— Written task —
Reproduce each of the lines word for word.

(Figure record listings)
━━━━

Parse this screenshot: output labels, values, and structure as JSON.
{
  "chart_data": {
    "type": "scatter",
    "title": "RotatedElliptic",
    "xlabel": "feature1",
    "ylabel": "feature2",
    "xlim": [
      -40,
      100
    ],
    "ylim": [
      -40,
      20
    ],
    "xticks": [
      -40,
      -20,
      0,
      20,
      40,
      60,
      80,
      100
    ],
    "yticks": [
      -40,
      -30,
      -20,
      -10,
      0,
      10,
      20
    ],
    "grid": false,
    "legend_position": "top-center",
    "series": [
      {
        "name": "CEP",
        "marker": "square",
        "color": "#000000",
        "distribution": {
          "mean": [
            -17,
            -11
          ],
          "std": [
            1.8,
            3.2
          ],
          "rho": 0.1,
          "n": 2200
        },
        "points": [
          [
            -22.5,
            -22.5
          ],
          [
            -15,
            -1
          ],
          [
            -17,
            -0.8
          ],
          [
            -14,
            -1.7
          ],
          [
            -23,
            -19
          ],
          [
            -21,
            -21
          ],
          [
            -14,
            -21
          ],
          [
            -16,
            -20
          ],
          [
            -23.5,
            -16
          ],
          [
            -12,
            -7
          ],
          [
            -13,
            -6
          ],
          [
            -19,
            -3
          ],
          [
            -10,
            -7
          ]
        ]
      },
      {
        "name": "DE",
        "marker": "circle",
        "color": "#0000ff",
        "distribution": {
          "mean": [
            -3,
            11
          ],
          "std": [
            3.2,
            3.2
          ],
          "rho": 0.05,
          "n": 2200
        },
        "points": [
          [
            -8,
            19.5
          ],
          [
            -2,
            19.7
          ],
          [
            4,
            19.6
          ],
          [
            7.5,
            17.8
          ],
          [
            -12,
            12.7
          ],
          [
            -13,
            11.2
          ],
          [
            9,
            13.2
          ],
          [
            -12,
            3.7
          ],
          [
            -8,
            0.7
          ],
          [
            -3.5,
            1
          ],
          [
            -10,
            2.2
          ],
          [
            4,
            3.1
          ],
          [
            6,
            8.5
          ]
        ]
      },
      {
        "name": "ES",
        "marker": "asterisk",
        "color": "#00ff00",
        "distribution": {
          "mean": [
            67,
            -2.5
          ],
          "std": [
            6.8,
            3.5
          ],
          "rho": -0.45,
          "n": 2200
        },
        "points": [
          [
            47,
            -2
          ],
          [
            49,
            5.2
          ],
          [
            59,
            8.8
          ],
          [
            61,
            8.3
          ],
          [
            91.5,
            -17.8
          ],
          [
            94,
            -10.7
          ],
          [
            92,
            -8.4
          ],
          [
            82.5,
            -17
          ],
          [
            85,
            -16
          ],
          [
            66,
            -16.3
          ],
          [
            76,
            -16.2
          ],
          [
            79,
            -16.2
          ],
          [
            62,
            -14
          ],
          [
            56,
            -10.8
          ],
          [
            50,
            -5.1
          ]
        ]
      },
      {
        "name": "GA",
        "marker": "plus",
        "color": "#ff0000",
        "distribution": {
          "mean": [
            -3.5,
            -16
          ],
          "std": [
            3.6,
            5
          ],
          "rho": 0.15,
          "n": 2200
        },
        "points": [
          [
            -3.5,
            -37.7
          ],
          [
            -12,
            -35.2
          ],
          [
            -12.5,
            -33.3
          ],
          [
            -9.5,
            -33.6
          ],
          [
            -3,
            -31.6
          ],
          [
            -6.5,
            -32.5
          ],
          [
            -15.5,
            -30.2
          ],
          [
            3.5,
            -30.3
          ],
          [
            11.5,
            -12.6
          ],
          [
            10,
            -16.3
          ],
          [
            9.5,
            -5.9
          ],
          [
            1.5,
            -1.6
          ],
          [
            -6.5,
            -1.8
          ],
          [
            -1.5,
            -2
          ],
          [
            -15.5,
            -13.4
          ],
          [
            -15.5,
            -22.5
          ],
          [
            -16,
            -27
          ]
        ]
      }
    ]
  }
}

━━━━

— Written response —
Parse this screenshot: output labels, values, and structure as JSON.
{
  "chart_data": {
    "type": "scatter",
    "title": "RotatedElliptic",
    "xlabel": "feature1",
    "ylabel": "feature2",
    "xlim": [
      -40,
      100
    ],
    "ylim": [
      -40,
      20
    ],
    "xticks": [
      -40,
      -20,
      0,
      20,
      40,
      60,
      80,
      100
    ],
    "yticks": [
      -40,
      -30,
      -20,
      -10,
      0,
      10,
      20
    ],
    "grid": false,
    "legend_position": "top-center",
    "series": [
      {
        "name": "CEP",
        "marker": "square",
        "color": "#000000",
        "distribution": {
          "mean": [
            -17,
            -11
          ],
          "std": [
            1.8,
            3.2
          ],
          "rho": 0.1,
          "n": 2200
        },
        "points": [
          [
            -22.5,
            -22.5
          ],
          [
            -15,
            -1
          ],
          [
            -17,
            -0.8
          ],
          [
            -14,
            -1.7
          ],
          [
            -23,
            -19
          ],
          [
            -21,
            -21
          ],
          [
            -14,
            -21
          ],
          [
            -16,
            -20
          ],
          [
            -23.5,
            -16
          ],
          [
            -12,
            -7
          ],
          [
            -13,
            -6
          ],
          [
            -19,
            -3
          ],
          [
            -10,
            -7
          ]
        ]
      },
      {
        "name": "DE",
        "marker": "circle",
        "color": "#0000ff",
        "distribution": {
          "mean": [
            -3,
            11
          ],
          "std": [
            3.2,
            3.2
          ],
          "rho": 0.05,
          "n": 2200
        },
        "points": [
          [
            -8,
            19.5
          ],
          [
            -2,
            19.7
          ],
          [
            4,
            19.6
          ],
          [
            7.5,
            17.8
          ],
          [
            -12,
            12.7
          ],
          [
            -13,
            11.2
          ],
          [
            9,
            13.2
          ],
          [
            -12,
            3.7
          ],
          [
            -8,
            0.7
          ],
          [
            -3.5,
            1
          ],
          [
            -10,
            2.2
          ],
          [
            4,
            3.1
          ],
          [
            6,
            8.5
          ]
        ]
      },
      {
        "name": "ES",
        "marker": "asterisk",
        "color": "#00ff00",
        "distribution": {
          "mean": [
            67,
            -2.5
          ],
          "std": [
            6.8,
            3.5
          ],
          "rho": -0.45,
          "n": 2200
        },
        "points": [
          [
            47,
            -2
          ],
          [
            49,
            5.2
          ],
          [
            59,
            8.8
          ],
          [
            61,
            8.3
          ],
          [
            91.5,
            -17.8
          ],
          [
            94,
            -10.7
          ],
          [
            92,
            -8.4
          ],
          [
            82.5,
            -17
          ],
          [
            85,
            -16
          ],
          [
            66,
            -16.3
          ],
          [
            76,
            -16.2
          ],
          [
            79,
            -16.2
          ],
          [
            62,
            -14
          ],
          [
            56,
            -10.8
          ],
          [
            50,
            -5.1
          ]
        ]
      },
      {
        "name": "GA",
        "marker": "plus",
        "color": "#ff0000",
        "distribution": {
          "mean": [
            -3.5,
            -16
          ],
          "std": [
            3.6,
            5
          ],
          "rho": 0.15,
          "n": 2200
        },
        "points": [
          [
            -3.5,
            -37.7
          ],
          [
            -12,
            -35.2
          ],
          [
            -12.5,
            -33.3
          ],
          [
            -9.5,
            -33.6
          ],
          [
            -3,
            -31.6
          ],
          [
            -6.5,
            -32.5
          ],
          [
            -15.5,
            -30.2
          ],
          [
            3.5,
            -30.3
          ],
          [
            11.5,
            -12.6
          ],
          [
            10,
            -16.3
          ],
          [
            9.5,
            -5.9
          ],
          [
            1.5,
            -1.6
          ],
          [
            -6.5,
            -1.8
          ],
          [
            -1.5,
            -2
          ],
          [
            -15.5,
            -13.4
          ],
          [
            -15.5,
            -22.5
          ],
          [
            -16,
            -27
          ]
        ]
      }
    ]
  }
}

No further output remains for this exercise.